### [SET EXERCISE]
Take every line where the string "this" appears and copy it.

## Begin THE INPUT

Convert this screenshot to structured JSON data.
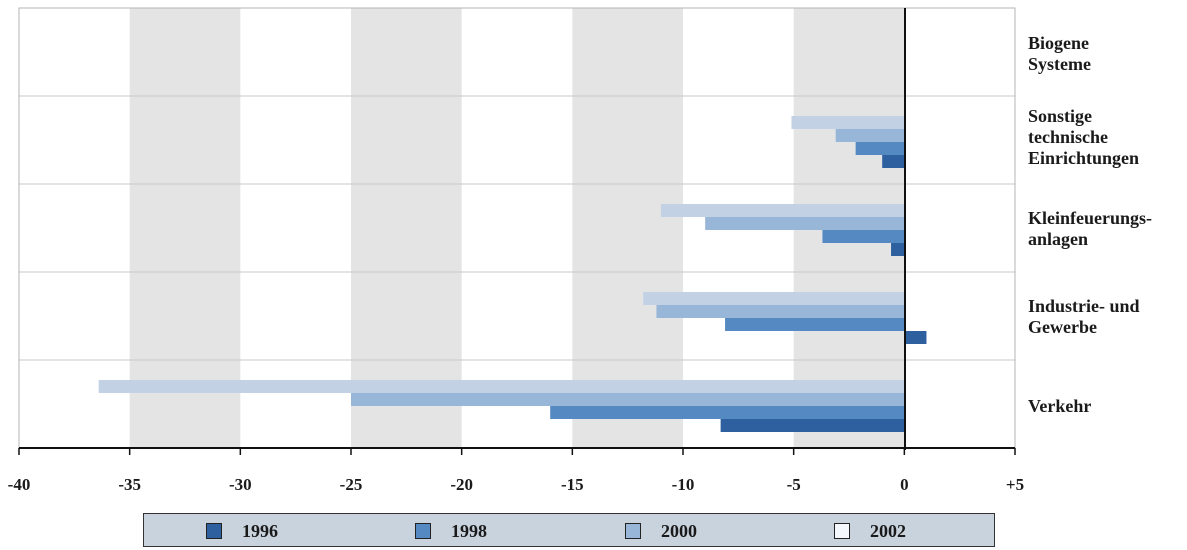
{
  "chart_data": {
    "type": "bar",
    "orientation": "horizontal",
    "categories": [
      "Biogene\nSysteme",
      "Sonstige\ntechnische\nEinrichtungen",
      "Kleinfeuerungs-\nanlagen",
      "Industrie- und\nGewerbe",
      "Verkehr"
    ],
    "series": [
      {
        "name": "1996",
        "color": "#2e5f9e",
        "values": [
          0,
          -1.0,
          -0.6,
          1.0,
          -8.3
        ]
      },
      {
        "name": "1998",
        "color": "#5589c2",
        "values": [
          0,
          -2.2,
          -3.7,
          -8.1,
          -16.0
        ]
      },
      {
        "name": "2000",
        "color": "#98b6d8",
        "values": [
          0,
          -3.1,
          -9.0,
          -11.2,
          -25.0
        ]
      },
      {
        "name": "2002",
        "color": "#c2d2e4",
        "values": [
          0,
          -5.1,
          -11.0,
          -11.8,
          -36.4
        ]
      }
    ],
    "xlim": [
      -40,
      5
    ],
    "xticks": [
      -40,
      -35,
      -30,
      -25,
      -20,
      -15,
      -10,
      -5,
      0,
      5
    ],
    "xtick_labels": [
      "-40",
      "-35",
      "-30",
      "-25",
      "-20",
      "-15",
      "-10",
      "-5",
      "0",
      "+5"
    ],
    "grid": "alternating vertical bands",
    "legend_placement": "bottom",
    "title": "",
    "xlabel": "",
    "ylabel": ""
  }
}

## End THE INPUT
## Begin THE INPUT

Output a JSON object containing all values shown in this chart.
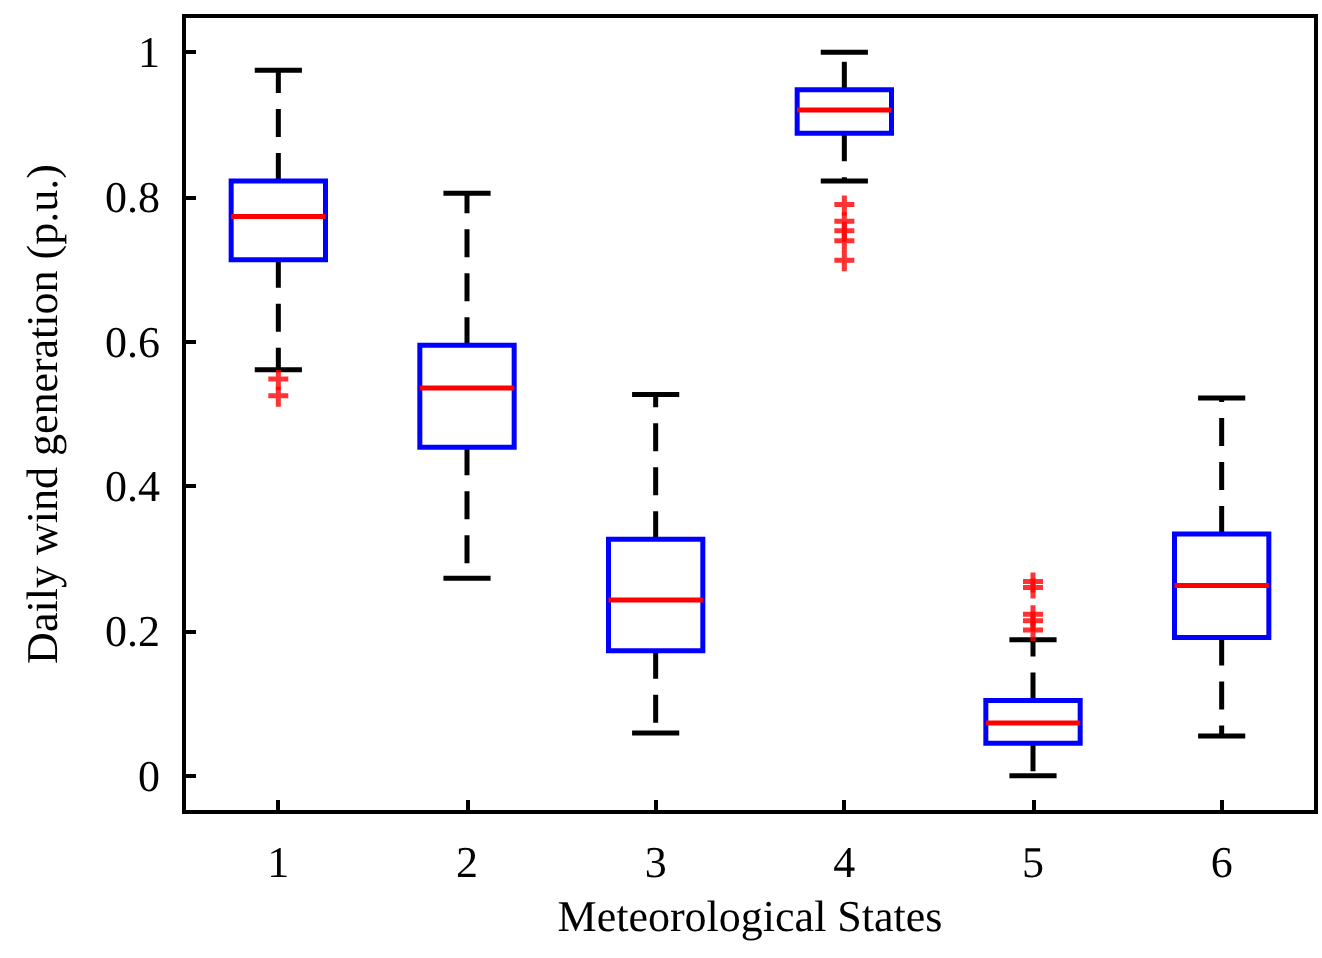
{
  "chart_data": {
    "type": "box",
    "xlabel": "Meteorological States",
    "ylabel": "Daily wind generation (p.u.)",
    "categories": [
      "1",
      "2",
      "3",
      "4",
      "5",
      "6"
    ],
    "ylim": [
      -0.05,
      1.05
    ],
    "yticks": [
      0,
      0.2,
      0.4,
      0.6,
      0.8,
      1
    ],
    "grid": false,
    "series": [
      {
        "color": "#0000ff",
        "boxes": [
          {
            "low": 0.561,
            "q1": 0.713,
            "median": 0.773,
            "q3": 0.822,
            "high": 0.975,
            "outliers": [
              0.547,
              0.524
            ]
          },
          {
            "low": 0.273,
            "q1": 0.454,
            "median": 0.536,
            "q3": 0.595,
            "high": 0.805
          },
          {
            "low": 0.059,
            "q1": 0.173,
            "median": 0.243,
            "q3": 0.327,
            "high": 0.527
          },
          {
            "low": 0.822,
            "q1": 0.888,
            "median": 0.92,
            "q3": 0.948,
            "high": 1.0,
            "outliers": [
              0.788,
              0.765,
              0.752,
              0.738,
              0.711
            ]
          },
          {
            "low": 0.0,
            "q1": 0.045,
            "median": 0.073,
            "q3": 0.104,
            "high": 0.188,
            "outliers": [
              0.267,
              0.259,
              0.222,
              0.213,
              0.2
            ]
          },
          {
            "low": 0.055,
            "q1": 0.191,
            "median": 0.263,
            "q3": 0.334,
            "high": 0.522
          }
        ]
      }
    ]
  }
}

## End THE INPUT

### [OUTPUT]
Convert this screenshot to structured JSON data.
Output a JSON object containing all values shown in this chart.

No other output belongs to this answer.